## Instructions for the task
Copy the data that follows exactly. Include no pictures.

** Start Records supplied **

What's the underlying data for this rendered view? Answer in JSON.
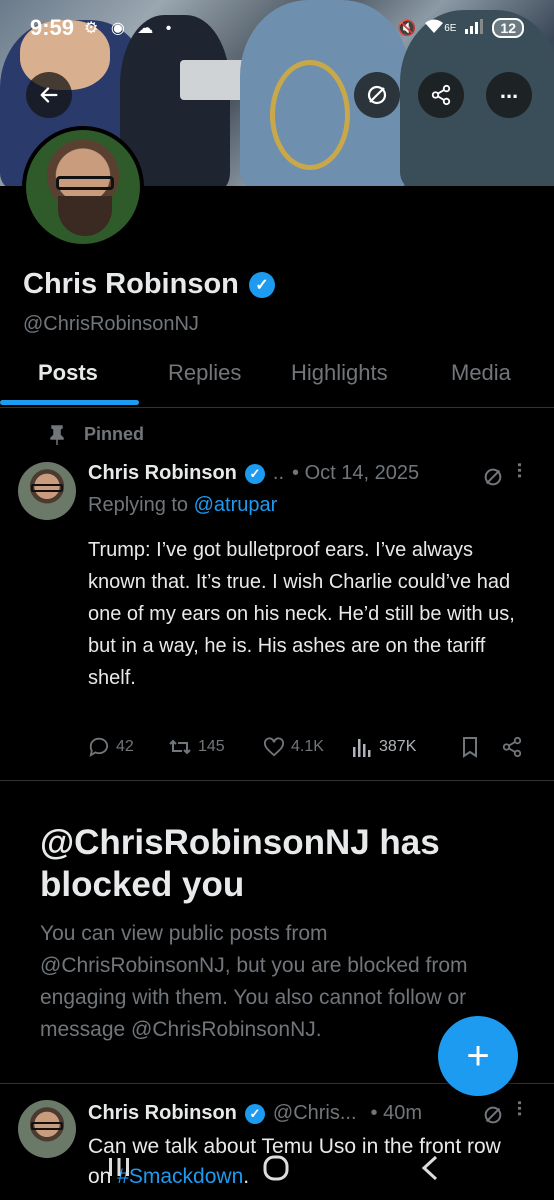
{
  "status_bar": {
    "time": "9:59",
    "battery": "12",
    "network": "6E"
  },
  "profile": {
    "name": "Chris Robinson",
    "handle": "@ChrisRobinsonNJ",
    "verified": true
  },
  "tabs": [
    {
      "label": "Posts",
      "active": true
    },
    {
      "label": "Replies",
      "active": false
    },
    {
      "label": "Highlights",
      "active": false
    },
    {
      "label": "Media",
      "active": false
    }
  ],
  "pinned_tweet": {
    "pinned_label": "Pinned",
    "author": "Chris Robinson",
    "handle_truncated": "..",
    "date": "• Oct 14, 2025",
    "replying_to_prefix": "Replying to",
    "replying_to_handle": "@atrupar",
    "text": "Trump: I’ve got bulletproof ears. I’ve always known that. It’s true. I wish Charlie could’ve had one of my ears on his neck. He’d still be with us, but in a way, he is. His ashes are on the tariff shelf.",
    "replies": "42",
    "reposts": "145",
    "likes": "4.1K",
    "views": "387K"
  },
  "blocked_notice": {
    "title": "@ChrisRobinsonNJ has blocked you",
    "description": "You can view public posts from @ChrisRobinsonNJ, but you are blocked from engaging with them. You also cannot follow or message @ChrisRobinsonNJ."
  },
  "second_tweet": {
    "author": "Chris Robinson",
    "handle": "@Chris...",
    "time": "• 40m",
    "text_before": "Can we talk about Temu Uso in the front row on ",
    "hashtag": "#Smackdown",
    "text_after": "."
  },
  "colors": {
    "accent": "#1d9bf0",
    "background": "#000000",
    "muted": "#71767b",
    "text": "#e7e9ea"
  }
}
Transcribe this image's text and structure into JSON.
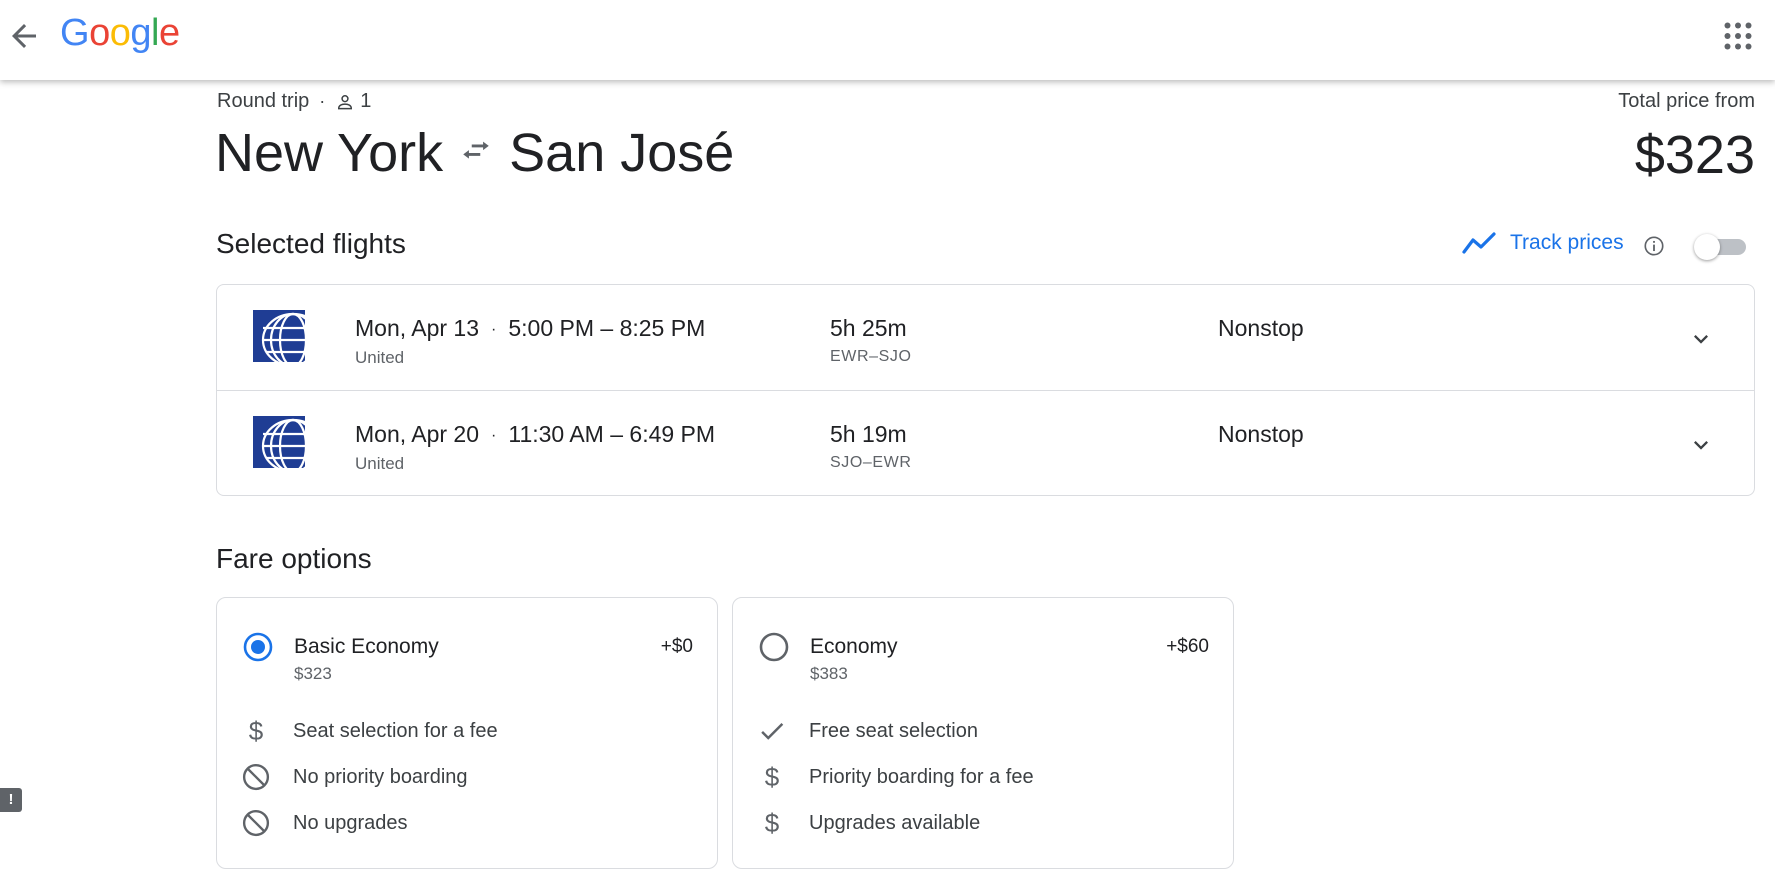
{
  "header": {
    "logo_text": "Google",
    "logo_letters": [
      "G",
      "o",
      "o",
      "g",
      "l",
      "e"
    ],
    "logo_colors": [
      "#4285F4",
      "#EA4335",
      "#FBBC05",
      "#4285F4",
      "#34A853",
      "#EA4335"
    ],
    "back_icon": "arrow-left-icon",
    "apps_icon": "apps-grid-icon"
  },
  "trip": {
    "type": "Round trip",
    "passengers": "1",
    "origin": "New York",
    "destination": "San José",
    "total_label": "Total price from",
    "total_price": "$323"
  },
  "selected_flights": {
    "title": "Selected flights",
    "track_label": "Track prices",
    "track_enabled": false,
    "flights": [
      {
        "date": "Mon, Apr 13",
        "times": "5:00 PM – 8:25 PM",
        "carrier": "United",
        "duration": "5h 25m",
        "route_codes": "EWR–SJO",
        "stops": "Nonstop"
      },
      {
        "date": "Mon, Apr 20",
        "times": "11:30 AM – 6:49 PM",
        "carrier": "United",
        "duration": "5h 19m",
        "route_codes": "SJO–EWR",
        "stops": "Nonstop"
      }
    ]
  },
  "fare_options": {
    "title": "Fare options",
    "options": [
      {
        "name": "Basic Economy",
        "price": "$323",
        "delta": "+$0",
        "selected": true,
        "features": [
          {
            "icon": "dollar-icon",
            "text": "Seat selection for a fee"
          },
          {
            "icon": "no-entry-icon",
            "text": "No priority boarding"
          },
          {
            "icon": "no-entry-icon",
            "text": "No upgrades"
          }
        ]
      },
      {
        "name": "Economy",
        "price": "$383",
        "delta": "+$60",
        "selected": false,
        "features": [
          {
            "icon": "checkmark-icon",
            "text": "Free seat selection"
          },
          {
            "icon": "dollar-icon",
            "text": "Priority boarding for a fee"
          },
          {
            "icon": "dollar-icon",
            "text": "Upgrades available"
          }
        ]
      }
    ]
  },
  "colors": {
    "accent": "#1a73e8",
    "airline_logo": "#1f3d94"
  },
  "feedback_label": "!"
}
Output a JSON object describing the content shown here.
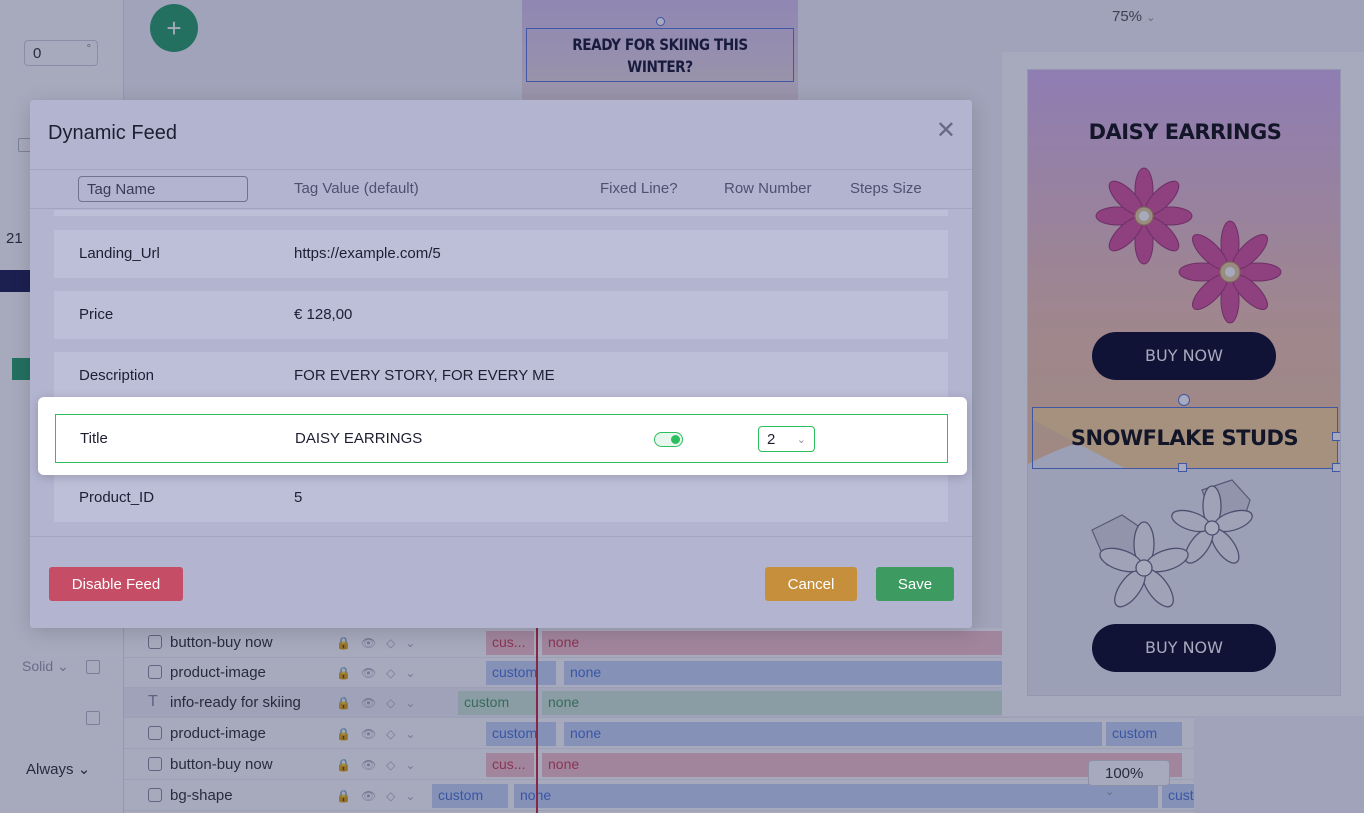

** End Records supplied **

## Finished exercise
What's the underlying data for this rendered view? Answer in JSON.
{
  "status_bar": {
    "time": "9:59",
    "battery": "12",
    "network": "6E"
  },
  "profile": {
    "name": "Chris Robinson",
    "handle": "@ChrisRobinsonNJ",
    "verified": true
  },
  "tabs": [
    {
      "label": "Posts",
      "active": true
    },
    {
      "label": "Replies",
      "active": false
    },
    {
      "label": "Highlights",
      "active": false
    },
    {
      "label": "Media",
      "active": false
    }
  ],
  "pinned_tweet": {
    "pinned_label": "Pinned",
    "author": "Chris Robinson",
    "handle_truncated": "..",
    "date": "• Oct 14, 2025",
    "replying_to_prefix": "Replying to",
    "replying_to_handle": "@atrupar",
    "text": "Trump: I’ve got bulletproof ears. I’ve always known that. It’s true. I wish Charlie could’ve had one of my ears on his neck. He’d still be with us, but in a way, he is. His ashes are on the tariff shelf.",
    "replies": "42",
    "reposts": "145",
    "likes": "4.1K",
    "views": "387K"
  },
  "blocked_notice": {
    "title": "@ChrisRobinsonNJ has blocked you",
    "description": "You can view public posts from @ChrisRobinsonNJ, but you are blocked from engaging with them. You also cannot follow or message @ChrisRobinsonNJ."
  },
  "second_tweet": {
    "author": "Chris Robinson",
    "handle": "@Chris...",
    "time": "• 40m",
    "text_before": "Can we talk about Temu Uso in the front row on ",
    "hashtag": "#Smackdown",
    "text_after": "."
  },
  "colors": {
    "accent": "#1d9bf0",
    "background": "#000000",
    "muted": "#71767b",
    "text": "#e7e9ea"
  }
}
Transcribe this image's text and structure into JSON.
{
  "header": {
    "logo_text": "Google",
    "logo_letters": [
      "G",
      "o",
      "o",
      "g",
      "l",
      "e"
    ],
    "logo_colors": [
      "#4285F4",
      "#EA4335",
      "#FBBC05",
      "#4285F4",
      "#34A853",
      "#EA4335"
    ],
    "back_icon": "arrow-left-icon",
    "apps_icon": "apps-grid-icon"
  },
  "trip": {
    "type": "Round trip",
    "passengers": "1",
    "origin": "New York",
    "destination": "San José",
    "total_label": "Total price from",
    "total_price": "$323"
  },
  "selected_flights": {
    "title": "Selected flights",
    "track_label": "Track prices",
    "track_enabled": false,
    "flights": [
      {
        "date": "Mon, Apr 13",
        "times": "5:00 PM – 8:25 PM",
        "carrier": "United",
        "duration": "5h 25m",
        "route_codes": "EWR–SJO",
        "stops": "Nonstop"
      },
      {
        "date": "Mon, Apr 20",
        "times": "11:30 AM – 6:49 PM",
        "carrier": "United",
        "duration": "5h 19m",
        "route_codes": "SJO–EWR",
        "stops": "Nonstop"
      }
    ]
  },
  "fare_options": {
    "title": "Fare options",
    "options": [
      {
        "name": "Basic Economy",
        "price": "$323",
        "delta": "+$0",
        "selected": true,
        "features": [
          {
            "icon": "dollar-icon",
            "text": "Seat selection for a fee"
          },
          {
            "icon": "no-entry-icon",
            "text": "No priority boarding"
          },
          {
            "icon": "no-entry-icon",
            "text": "No upgrades"
          }
        ]
      },
      {
        "name": "Economy",
        "price": "$383",
        "delta": "+$60",
        "selected": false,
        "features": [
          {
            "icon": "checkmark-icon",
            "text": "Free seat selection"
          },
          {
            "icon": "dollar-icon",
            "text": "Priority boarding for a fee"
          },
          {
            "icon": "dollar-icon",
            "text": "Upgrades available"
          }
        ]
      }
    ]
  },
  "colors": {
    "accent": "#1a73e8",
    "airline_logo": "#1f3d94"
  },
  "feedback_label": "!"
}
Output a JSON object describing the content shown here.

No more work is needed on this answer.